> TASK INPUTS:
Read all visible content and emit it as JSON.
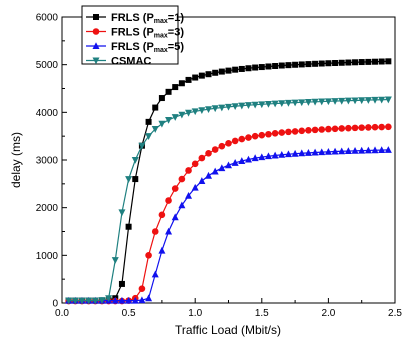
{
  "chart_data": {
    "type": "line",
    "xlabel": "Traffic Load (Mbit/s)",
    "ylabel": "delay (ms)",
    "xlim": [
      0.0,
      2.5
    ],
    "ylim": [
      0,
      6000
    ],
    "x_ticks": [
      0.0,
      0.5,
      1.0,
      1.5,
      2.0,
      2.5
    ],
    "x_tick_labels": [
      "0.0",
      "0.5",
      "1.0",
      "1.5",
      "2.0",
      "2.5"
    ],
    "y_ticks": [
      0,
      1000,
      2000,
      3000,
      4000,
      5000,
      6000
    ],
    "y_tick_labels": [
      "0",
      "1000",
      "2000",
      "3000",
      "4000",
      "5000",
      "6000"
    ],
    "grid": false,
    "legend_position": "top-left",
    "series": [
      {
        "name": "FRLS (P",
        "name_sub": "max",
        "name_suffix": "=1)",
        "color": "#000000",
        "marker": "square",
        "x": [
          0.05,
          0.1,
          0.15,
          0.2,
          0.25,
          0.3,
          0.35,
          0.4,
          0.45,
          0.5,
          0.55,
          0.6,
          0.65,
          0.7,
          0.75,
          0.8,
          0.85,
          0.9,
          0.95,
          1.0,
          1.05,
          1.1,
          1.15,
          1.2,
          1.25,
          1.3,
          1.35,
          1.4,
          1.45,
          1.5,
          1.55,
          1.6,
          1.65,
          1.7,
          1.75,
          1.8,
          1.85,
          1.9,
          1.95,
          2.0,
          2.05,
          2.1,
          2.15,
          2.2,
          2.25,
          2.3,
          2.35,
          2.4,
          2.45
        ],
        "values": [
          50,
          50,
          50,
          50,
          50,
          50,
          55,
          100,
          400,
          1600,
          2600,
          3300,
          3800,
          4100,
          4300,
          4430,
          4530,
          4610,
          4680,
          4730,
          4770,
          4800,
          4830,
          4855,
          4875,
          4895,
          4910,
          4925,
          4940,
          4950,
          4962,
          4972,
          4982,
          4990,
          4998,
          5005,
          5012,
          5018,
          5024,
          5030,
          5035,
          5040,
          5045,
          5050,
          5055,
          5058,
          5062,
          5066,
          5070
        ]
      },
      {
        "name": "FRLS (P",
        "name_sub": "max",
        "name_suffix": "=3)",
        "color": "#ee1111",
        "marker": "circle",
        "x": [
          0.05,
          0.1,
          0.15,
          0.2,
          0.25,
          0.3,
          0.35,
          0.4,
          0.45,
          0.5,
          0.55,
          0.6,
          0.65,
          0.7,
          0.75,
          0.8,
          0.85,
          0.9,
          0.95,
          1.0,
          1.05,
          1.1,
          1.15,
          1.2,
          1.25,
          1.3,
          1.35,
          1.4,
          1.45,
          1.5,
          1.55,
          1.6,
          1.65,
          1.7,
          1.75,
          1.8,
          1.85,
          1.9,
          1.95,
          2.0,
          2.05,
          2.1,
          2.15,
          2.2,
          2.25,
          2.3,
          2.35,
          2.4,
          2.45
        ],
        "values": [
          40,
          40,
          40,
          40,
          40,
          40,
          40,
          40,
          40,
          50,
          100,
          300,
          1000,
          1500,
          1850,
          2150,
          2400,
          2600,
          2780,
          2920,
          3040,
          3140,
          3220,
          3290,
          3350,
          3400,
          3440,
          3470,
          3500,
          3520,
          3540,
          3560,
          3575,
          3590,
          3600,
          3612,
          3622,
          3632,
          3640,
          3648,
          3655,
          3662,
          3668,
          3674,
          3679,
          3684,
          3688,
          3692,
          3696
        ]
      },
      {
        "name": "FRLS (P",
        "name_sub": "max",
        "name_suffix": "=5)",
        "color": "#1111ee",
        "marker": "triangle",
        "x": [
          0.05,
          0.1,
          0.15,
          0.2,
          0.25,
          0.3,
          0.35,
          0.4,
          0.45,
          0.5,
          0.55,
          0.6,
          0.65,
          0.7,
          0.75,
          0.8,
          0.85,
          0.9,
          0.95,
          1.0,
          1.05,
          1.1,
          1.15,
          1.2,
          1.25,
          1.3,
          1.35,
          1.4,
          1.45,
          1.5,
          1.55,
          1.6,
          1.65,
          1.7,
          1.75,
          1.8,
          1.85,
          1.9,
          1.95,
          2.0,
          2.05,
          2.1,
          2.15,
          2.2,
          2.25,
          2.3,
          2.35,
          2.4,
          2.45
        ],
        "values": [
          50,
          50,
          50,
          50,
          50,
          50,
          50,
          50,
          50,
          50,
          50,
          60,
          100,
          600,
          1100,
          1500,
          1800,
          2050,
          2250,
          2420,
          2560,
          2670,
          2760,
          2830,
          2890,
          2940,
          2980,
          3010,
          3040,
          3060,
          3080,
          3095,
          3110,
          3122,
          3132,
          3142,
          3150,
          3158,
          3165,
          3172,
          3178,
          3183,
          3188,
          3193,
          3197,
          3201,
          3205,
          3209,
          3212
        ]
      },
      {
        "name": "CSMAC",
        "name_sub": "",
        "name_suffix": "",
        "color": "#1f8080",
        "marker": "triangle-down",
        "x": [
          0.05,
          0.1,
          0.15,
          0.2,
          0.25,
          0.3,
          0.35,
          0.4,
          0.45,
          0.5,
          0.55,
          0.6,
          0.65,
          0.7,
          0.75,
          0.8,
          0.85,
          0.9,
          0.95,
          1.0,
          1.05,
          1.1,
          1.15,
          1.2,
          1.25,
          1.3,
          1.35,
          1.4,
          1.45,
          1.5,
          1.55,
          1.6,
          1.65,
          1.7,
          1.75,
          1.8,
          1.85,
          1.9,
          1.95,
          2.0,
          2.05,
          2.1,
          2.15,
          2.2,
          2.25,
          2.3,
          2.35,
          2.4,
          2.45
        ],
        "values": [
          50,
          50,
          50,
          50,
          50,
          60,
          100,
          900,
          1900,
          2600,
          3000,
          3300,
          3500,
          3650,
          3760,
          3840,
          3900,
          3950,
          3990,
          4020,
          4045,
          4065,
          4085,
          4100,
          4115,
          4128,
          4140,
          4150,
          4160,
          4168,
          4176,
          4184,
          4191,
          4198,
          4204,
          4210,
          4216,
          4221,
          4226,
          4231,
          4236,
          4240,
          4245,
          4249,
          4253,
          4257,
          4261,
          4264,
          4268
        ]
      }
    ]
  }
}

> GIVEN TASK: Give every record back exactly as it reads, with no images.

> FULL ANSWER:
Read all visible content and emit it as JSON.
{
  "chart_data": {
    "type": "line",
    "xlabel": "Traffic Load (Mbit/s)",
    "ylabel": "delay (ms)",
    "xlim": [
      0.0,
      2.5
    ],
    "ylim": [
      0,
      6000
    ],
    "x_ticks": [
      0.0,
      0.5,
      1.0,
      1.5,
      2.0,
      2.5
    ],
    "x_tick_labels": [
      "0.0",
      "0.5",
      "1.0",
      "1.5",
      "2.0",
      "2.5"
    ],
    "y_ticks": [
      0,
      1000,
      2000,
      3000,
      4000,
      5000,
      6000
    ],
    "y_tick_labels": [
      "0",
      "1000",
      "2000",
      "3000",
      "4000",
      "5000",
      "6000"
    ],
    "grid": false,
    "legend_position": "top-left",
    "series": [
      {
        "name": "FRLS (P",
        "name_sub": "max",
        "name_suffix": "=1)",
        "color": "#000000",
        "marker": "square",
        "x": [
          0.05,
          0.1,
          0.15,
          0.2,
          0.25,
          0.3,
          0.35,
          0.4,
          0.45,
          0.5,
          0.55,
          0.6,
          0.65,
          0.7,
          0.75,
          0.8,
          0.85,
          0.9,
          0.95,
          1.0,
          1.05,
          1.1,
          1.15,
          1.2,
          1.25,
          1.3,
          1.35,
          1.4,
          1.45,
          1.5,
          1.55,
          1.6,
          1.65,
          1.7,
          1.75,
          1.8,
          1.85,
          1.9,
          1.95,
          2.0,
          2.05,
          2.1,
          2.15,
          2.2,
          2.25,
          2.3,
          2.35,
          2.4,
          2.45
        ],
        "values": [
          50,
          50,
          50,
          50,
          50,
          50,
          55,
          100,
          400,
          1600,
          2600,
          3300,
          3800,
          4100,
          4300,
          4430,
          4530,
          4610,
          4680,
          4730,
          4770,
          4800,
          4830,
          4855,
          4875,
          4895,
          4910,
          4925,
          4940,
          4950,
          4962,
          4972,
          4982,
          4990,
          4998,
          5005,
          5012,
          5018,
          5024,
          5030,
          5035,
          5040,
          5045,
          5050,
          5055,
          5058,
          5062,
          5066,
          5070
        ]
      },
      {
        "name": "FRLS (P",
        "name_sub": "max",
        "name_suffix": "=3)",
        "color": "#ee1111",
        "marker": "circle",
        "x": [
          0.05,
          0.1,
          0.15,
          0.2,
          0.25,
          0.3,
          0.35,
          0.4,
          0.45,
          0.5,
          0.55,
          0.6,
          0.65,
          0.7,
          0.75,
          0.8,
          0.85,
          0.9,
          0.95,
          1.0,
          1.05,
          1.1,
          1.15,
          1.2,
          1.25,
          1.3,
          1.35,
          1.4,
          1.45,
          1.5,
          1.55,
          1.6,
          1.65,
          1.7,
          1.75,
          1.8,
          1.85,
          1.9,
          1.95,
          2.0,
          2.05,
          2.1,
          2.15,
          2.2,
          2.25,
          2.3,
          2.35,
          2.4,
          2.45
        ],
        "values": [
          40,
          40,
          40,
          40,
          40,
          40,
          40,
          40,
          40,
          50,
          100,
          300,
          1000,
          1500,
          1850,
          2150,
          2400,
          2600,
          2780,
          2920,
          3040,
          3140,
          3220,
          3290,
          3350,
          3400,
          3440,
          3470,
          3500,
          3520,
          3540,
          3560,
          3575,
          3590,
          3600,
          3612,
          3622,
          3632,
          3640,
          3648,
          3655,
          3662,
          3668,
          3674,
          3679,
          3684,
          3688,
          3692,
          3696
        ]
      },
      {
        "name": "FRLS (P",
        "name_sub": "max",
        "name_suffix": "=5)",
        "color": "#1111ee",
        "marker": "triangle",
        "x": [
          0.05,
          0.1,
          0.15,
          0.2,
          0.25,
          0.3,
          0.35,
          0.4,
          0.45,
          0.5,
          0.55,
          0.6,
          0.65,
          0.7,
          0.75,
          0.8,
          0.85,
          0.9,
          0.95,
          1.0,
          1.05,
          1.1,
          1.15,
          1.2,
          1.25,
          1.3,
          1.35,
          1.4,
          1.45,
          1.5,
          1.55,
          1.6,
          1.65,
          1.7,
          1.75,
          1.8,
          1.85,
          1.9,
          1.95,
          2.0,
          2.05,
          2.1,
          2.15,
          2.2,
          2.25,
          2.3,
          2.35,
          2.4,
          2.45
        ],
        "values": [
          50,
          50,
          50,
          50,
          50,
          50,
          50,
          50,
          50,
          50,
          50,
          60,
          100,
          600,
          1100,
          1500,
          1800,
          2050,
          2250,
          2420,
          2560,
          2670,
          2760,
          2830,
          2890,
          2940,
          2980,
          3010,
          3040,
          3060,
          3080,
          3095,
          3110,
          3122,
          3132,
          3142,
          3150,
          3158,
          3165,
          3172,
          3178,
          3183,
          3188,
          3193,
          3197,
          3201,
          3205,
          3209,
          3212
        ]
      },
      {
        "name": "CSMAC",
        "name_sub": "",
        "name_suffix": "",
        "color": "#1f8080",
        "marker": "triangle-down",
        "x": [
          0.05,
          0.1,
          0.15,
          0.2,
          0.25,
          0.3,
          0.35,
          0.4,
          0.45,
          0.5,
          0.55,
          0.6,
          0.65,
          0.7,
          0.75,
          0.8,
          0.85,
          0.9,
          0.95,
          1.0,
          1.05,
          1.1,
          1.15,
          1.2,
          1.25,
          1.3,
          1.35,
          1.4,
          1.45,
          1.5,
          1.55,
          1.6,
          1.65,
          1.7,
          1.75,
          1.8,
          1.85,
          1.9,
          1.95,
          2.0,
          2.05,
          2.1,
          2.15,
          2.2,
          2.25,
          2.3,
          2.35,
          2.4,
          2.45
        ],
        "values": [
          50,
          50,
          50,
          50,
          50,
          60,
          100,
          900,
          1900,
          2600,
          3000,
          3300,
          3500,
          3650,
          3760,
          3840,
          3900,
          3950,
          3990,
          4020,
          4045,
          4065,
          4085,
          4100,
          4115,
          4128,
          4140,
          4150,
          4160,
          4168,
          4176,
          4184,
          4191,
          4198,
          4204,
          4210,
          4216,
          4221,
          4226,
          4231,
          4236,
          4240,
          4245,
          4249,
          4253,
          4257,
          4261,
          4264,
          4268
        ]
      }
    ]
  }
}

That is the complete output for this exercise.